● Work request
Resume the blog post about assembling the Winter Allaben bicycle, picking up right after its final sentence.

Document passage START

Winter Allaben part 9: getting ready for shake-down cruise
After the photo shoot, Eric took his saddle back, packed the Winter Allaban up, and shipped it to me. And it looked even better in person than it looks in the photos. Really, it's stunning. A really quality paint job such as the one Kim Anderson did, even in monchrome, is so much nicer than the usual production bike work.
Putting it together presented a few issues. One was I was unfamiliar with the Paul Racer brakes. I accidentally detensioned them, and not realizing how tension was controlled, I was unable to get the brakes to retract properly from the rims. After carefully reading the on-line instructions for the brakes I finally figured out how to tension the springs which are responsible for pulling the brake pads away from the rim. The cable pulls them toward the rim, the spring pulls them away. The latter would have allowed dispensing with the brake bridge. But he said he uses the bridge and single bolt mount on his own bike. So I have to be happy with that.

Document passage END
Dataset excerpts START

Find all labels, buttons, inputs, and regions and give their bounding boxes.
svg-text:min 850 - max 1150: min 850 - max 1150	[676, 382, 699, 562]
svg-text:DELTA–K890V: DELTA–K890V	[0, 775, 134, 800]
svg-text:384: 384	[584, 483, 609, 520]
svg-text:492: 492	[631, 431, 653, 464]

Dataset excerpts END

● Answer section
The next issue was my usual bad habit of not tightening bolts enough. I put the Bebop pedals on, mounted my bike in my Keen sandles, and set off for a quick cruise around my very steep San Francisco block. But then I hit a ridge in the asphalt which has a history of testing handlebar stem bolts, and sure enough, the bars rotated. I hadn't tightened the single retension bolt enough. I then tested other bolts, and I noticed I had left several others loose in my preliminary set-up. This problem was easily fixed.
But then a more serious problem. I was checking dimensions on the bike and noticed the Q-factor (pedal stance) on the crank arms was high: 167 mm. I was checking the White Industries web site and noticed the crank was the mountain version, not the road version. I contacted Eric and he said he'd asked for the "VBC crank", and for some reason the mountain version had been shipped. So I had to remove the crank, box it up, and ship it back to Eric. He, meanwhile, ordered a road one and shipped that to me. This caused a delay of about 1.5 weeks. But the road crank came in right on spec at a Q of 150 mm. My hips are narrow and so my knees like smaller Q's, so getting this right was more than worthwhile.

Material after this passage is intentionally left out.